Case ID: mass_141/html/0454-01.html
Source: Caselaw Access Project
Author: {"author": "C. Allen, J.", "license": "Public Domain", "url": "https://static.case.law/"}
Date Created: 2024-08-24T03:29:51.129683

John H. Reed & others, trustees, vs. Boston Machine Company. Arthur Cummings vs. Same. John G. Butler vs. Same. William C. Cotton vs. Same.
    Suffolk.
    March 16.
    April 1, 1886.
    W. Allen & Holmes, JJ., absent.
    A holder of special stock of a corporation, which is illegally issued, may prove against the estate of the corporation in insolvency the amount paid by him for the stock, deducting any dividends received, although he did not rescind the contract before the insolvency.
    
      Appeals, by the assignees in insolvency of the defendant corporation, from decrees of the judge of insolvency, allowing the claims of the several plaintiffs. At the trial in the Superior Court, without a jury, before Knowlton, J., it appeared that all the claims were for money paid by the several plaintiffs for shares of special stock of said corporation, the issue of which was declared by this court, in American Tube Works v. Boston Machine Co. 139 Mass. 5, to be invalid. By the terms of the certificates, the stock was redeemable at par after July 1,1885, and was entitled to a fixed half-yearly dividend of three and a half per cent.

_Data block:_
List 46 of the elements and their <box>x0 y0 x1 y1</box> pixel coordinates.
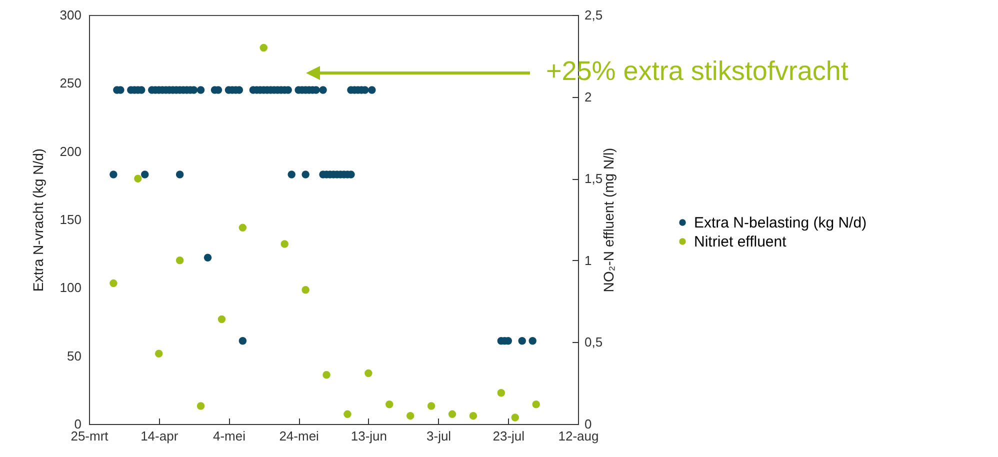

_Task instructions:_
**1.** Return the passage of the case report between "April 1, 1886." and "before the insolvency.", inclusive.
**2.** Which plaintiffs does the case report name in its opening caption?

_The responses:_
**1.**
April 1, 1886.
    W. Allen & Holmes, JJ., absent.
    A holder of special stock of a corporation, which is illegally issued, may prove against the estate of the corporation in insolvency the amount paid by him for the stock, deducting any dividends received, although he did not rescind the contract before the insolvency.

**2.**
John H. Reed (with others, as trustees)
Arthur Cummings
John G. Butler
William C. Cotton